Data for processing ▸
━━━━━━━━━━

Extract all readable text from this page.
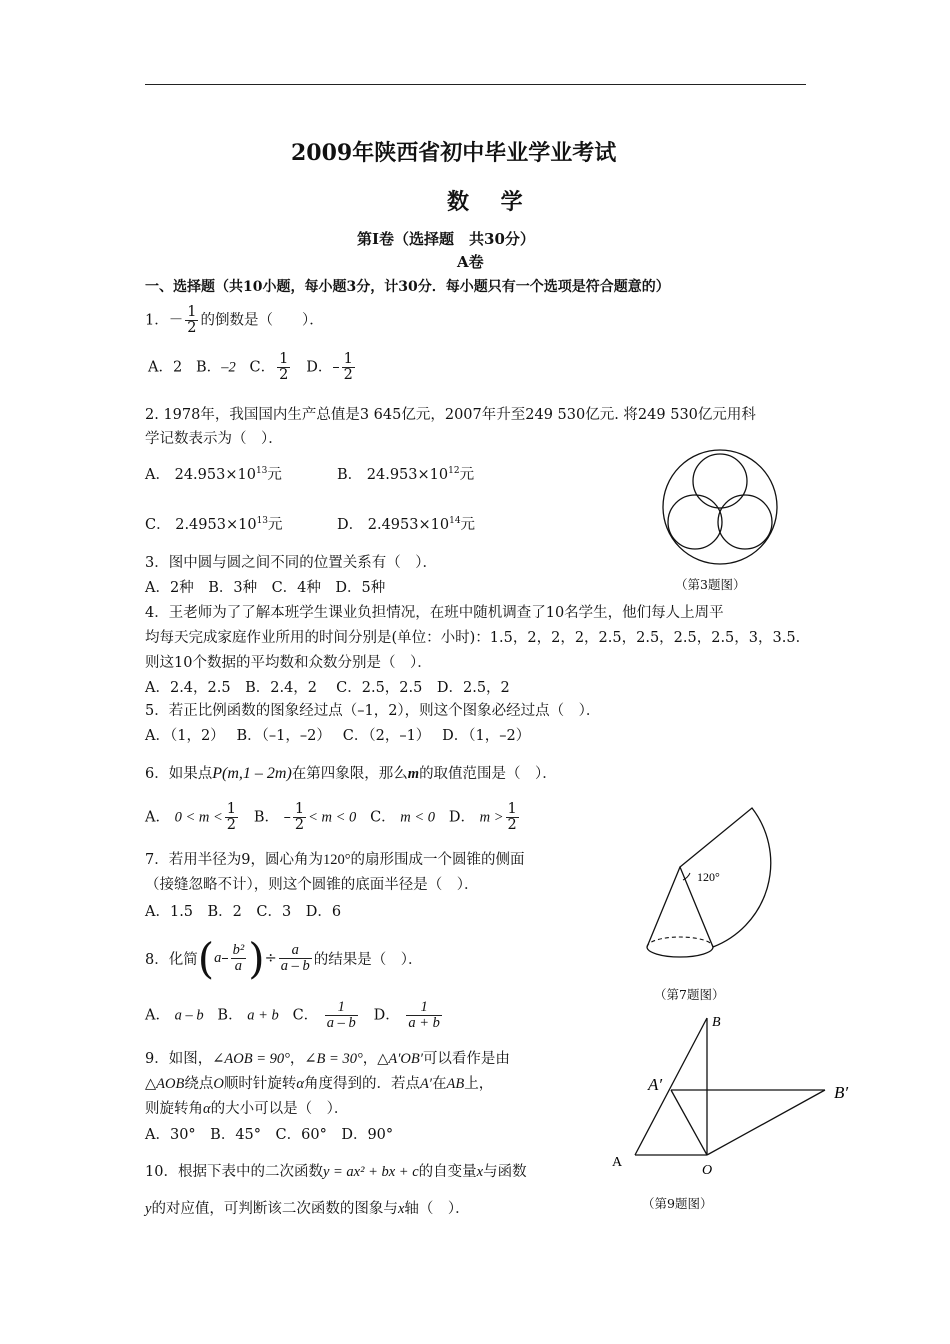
2009年陕西省初中毕业学业考试
数 学
第Ⅰ卷（选择题　共30分）
A卷
一、选择题（共10小题，每小题3分，计30分．每小题只有一个选项是符合题意的）
1．－ $\frac{1}{2}$ 的倒数是（　　）．
A．2 B．–2 C． $\frac{1}{2}$ D．– $\frac{1}{2}$
2. 1978年，我国国内生产总值是3 645亿元，2007年升至249 530亿元. 将249 530亿元用科
学记数表示为（　）．
A． $24.953\times 10^{13}$元	B． $24.953\times 10^{12}$元
C． $2.4953\times 10^{13}$元	D． $2.4953\times 10^{14}$元
（第3题图）
3．图中圆与圆之间不同的位置关系有（　）．
A．2种　B．3种　C．4种　D．5种
4．王老师为了了解本班学生课业负担情况，在班中随机调查了10名学生，他们每人上周平
均每天完成家庭作业所用的时间分别是(单位：小时)：1.5，2，2，2，2.5，2.5，2.5，2.5，3，3.5．
则这10个数据的平均数和众数分别是（　）．
A．2.4，2.5　B．2.4，2　 C．2.5，2.5　D．2.5，2
5．若正比例函数的图象经过点（–1，2），则这个图象必经过点（　）．
A．（1，2）　 B．（–1，–2）　 C．（2，–1）　 D．（1，–2）
6．如果点P(m,1 – 2m)在第四象限，那么m的取值范围是（　）．
A． $0 < m < \frac{1}{2}$ B． – $\frac{1}{2} < m < 0$ C． m < 0 D． $m > \frac{1}{2}$
7．若用半径为9，圆心角为120°的扇形围成一个圆锥的侧面
（接缝忽略不计），则这个圆锥的底面半径是（　）．
A．1.5　B．2　C．3　D．6
120°
（第7题图）
8．化简($a- \frac{\text{b²}}{a}$ )÷ $\frac{a}{a - b}$ 的结果是（　）．
A． a – b B． a + b C． $\frac{1}{a - b}$ D． $\frac{1}{a + b}$
9．如图，∠AOB = 90°，∠B = 30°，△A′OB′可以看作是由
△AOB绕点O顺时针旋转α角度得到的．若点A′在AB上，
则旋转角α的大小可以是（　）．
A．30°　B．45°　C．60°　D．90°
B
A′	B′
A
O
（第9题图）
10．根据下表中的二次函数y = ax² + bx + c的自变量x与函数
y的对应值，可判断该二次函数的图象与x轴（　）．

━━━━━━━━━━

Requirements ▸ Reproduce the whole listing above word for word, but not its pictures.

Task result ▸
Extract all readable text from this page.
2009年陕西省初中毕业学业考试
数 学
第Ⅰ卷（选择题　共30分）
A卷
一、选择题（共10小题，每小题3分，计30分．每小题只有一个选项是符合题意的）
1．－ $\frac{1}{2}$ 的倒数是（　　）．
A．2 B．–2 C． $\frac{1}{2}$ D．– $\frac{1}{2}$
2. 1978年，我国国内生产总值是3 645亿元，2007年升至249 530亿元. 将249 530亿元用科
学记数表示为（　）．
A． $24.953\times 10^{13}$元	B． $24.953\times 10^{12}$元
C． $2.4953\times 10^{13}$元	D． $2.4953\times 10^{14}$元
（第3题图）
3．图中圆与圆之间不同的位置关系有（　）．
A．2种　B．3种　C．4种　D．5种
4．王老师为了了解本班学生课业负担情况，在班中随机调查了10名学生，他们每人上周平
均每天完成家庭作业所用的时间分别是(单位：小时)：1.5，2，2，2，2.5，2.5，2.5，2.5，3，3.5．
则这10个数据的平均数和众数分别是（　）．
A．2.4，2.5　B．2.4，2　 C．2.5，2.5　D．2.5，2
5．若正比例函数的图象经过点（–1，2），则这个图象必经过点（　）．
A．（1，2）　 B．（–1，–2）　 C．（2，–1）　 D．（1，–2）
6．如果点P(m,1 – 2m)在第四象限，那么m的取值范围是（　）．
A． $0 < m < \frac{1}{2}$ B． – $\frac{1}{2} < m < 0$ C． m < 0 D． $m > \frac{1}{2}$
7．若用半径为9，圆心角为120°的扇形围成一个圆锥的侧面
（接缝忽略不计），则这个圆锥的底面半径是（　）．
A．1.5　B．2　C．3　D．6
120°
（第7题图）
8．化简($a- \frac{\text{b²}}{a}$ )÷ $\frac{a}{a - b}$ 的结果是（　）．
A． a – b B． a + b C． $\frac{1}{a - b}$ D． $\frac{1}{a + b}$
9．如图，∠AOB = 90°，∠B = 30°，△A′OB′可以看作是由
△AOB绕点O顺时针旋转α角度得到的．若点A′在AB上，
则旋转角α的大小可以是（　）．
A．30°　B．45°　C．60°　D．90°
B
A′	B′
A
O
（第9题图）
10．根据下表中的二次函数y = ax² + bx + c的自变量x与函数
y的对应值，可判断该二次函数的图象与x轴（　）．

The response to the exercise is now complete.